TASK DESCRIPTION.
Select, from the material below, each line with "this" in it.

--

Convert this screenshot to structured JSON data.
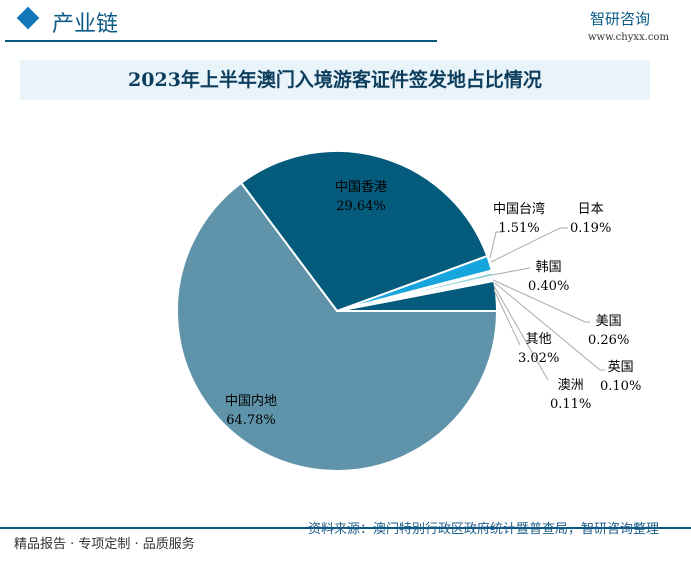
{
  "header": {
    "section_title": "产业链",
    "brand": "智研咨询",
    "website": "www.chyxx.com"
  },
  "footer": {
    "left": "精品报告 · 专项定制 · 品质服务",
    "source": "资料来源：澳门特别行政区政府统计暨普查局，智研咨询整理"
  },
  "chart_data": {
    "type": "pie",
    "title": "2023年上半年澳门入境游客证件签发地占比情况",
    "unit": "%",
    "slices": [
      {
        "name": "其他",
        "value": 3.02,
        "label": "3.02%",
        "color": "#055b7c"
      },
      {
        "name": "澳洲",
        "value": 0.11,
        "label": "0.11%",
        "color": "#f4d9d9"
      },
      {
        "name": "英国",
        "value": 0.1,
        "label": "0.10%",
        "color": "#f0f0f0"
      },
      {
        "name": "美国",
        "value": 0.26,
        "label": "0.26%",
        "color": "#cfe3ea"
      },
      {
        "name": "韩国",
        "value": 0.4,
        "label": "0.40%",
        "color": "#8ed0cf"
      },
      {
        "name": "日本",
        "value": 0.19,
        "label": "0.19%",
        "color": "#d7ecf4"
      },
      {
        "name": "中国台湾",
        "value": 1.51,
        "label": "1.51%",
        "color": "#16a5dd"
      },
      {
        "name": "中国香港",
        "value": 29.64,
        "label": "29.64%",
        "color": "#055b7c"
      },
      {
        "name": "中国内地",
        "value": 64.78,
        "label": "64.78%",
        "color": "#5f93aa"
      }
    ]
  }
}
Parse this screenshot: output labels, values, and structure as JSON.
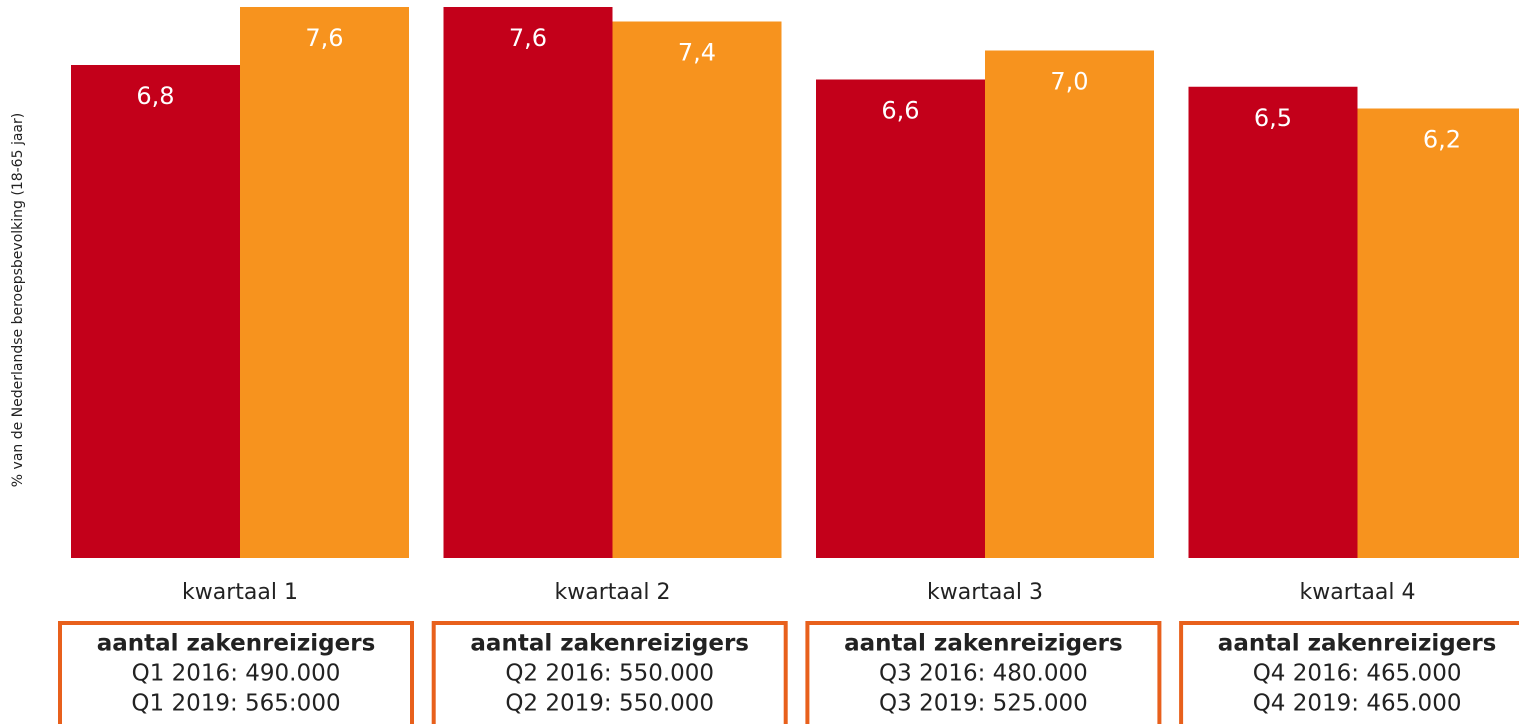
{
  "chart_data": {
    "type": "bar",
    "y_label": "% van de Nederlandse beroepsbevolking (18-65 jaar)",
    "categories": [
      "kwartaal 1",
      "kwartaal 2",
      "kwartaal 3",
      "kwartaal 4"
    ],
    "series": [
      {
        "color": "#c3001a",
        "values": [
          6.8,
          7.6,
          6.6,
          6.5
        ],
        "value_labels": [
          "6,8",
          "7,6",
          "6,6",
          "6,5"
        ]
      },
      {
        "color": "#f7931e",
        "values": [
          7.6,
          7.4,
          7.0,
          6.2
        ],
        "value_labels": [
          "7,6",
          "7,4",
          "7,0",
          "6,2"
        ]
      }
    ],
    "ylim": [
      0,
      7.6
    ],
    "box_color": "#e8601c",
    "annotations": [
      {
        "title": "aantal zakenreizigers",
        "lines": [
          "Q1 2016: 490.000",
          "Q1 2019: 565:000"
        ]
      },
      {
        "title": "aantal zakenreizigers",
        "lines": [
          "Q2 2016: 550.000",
          "Q2 2019: 550.000"
        ]
      },
      {
        "title": "aantal zakenreizigers",
        "lines": [
          "Q3 2016: 480.000",
          "Q3 2019: 525.000"
        ]
      },
      {
        "title": "aantal zakenreizigers",
        "lines": [
          "Q4 2016: 465.000",
          "Q4 2019: 465.000"
        ]
      }
    ]
  }
}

--

EXPECTED OUTPUT.
Convert this screenshot to structured JSON data.
Parse this screenshot: output labels, values, and structure as JSON.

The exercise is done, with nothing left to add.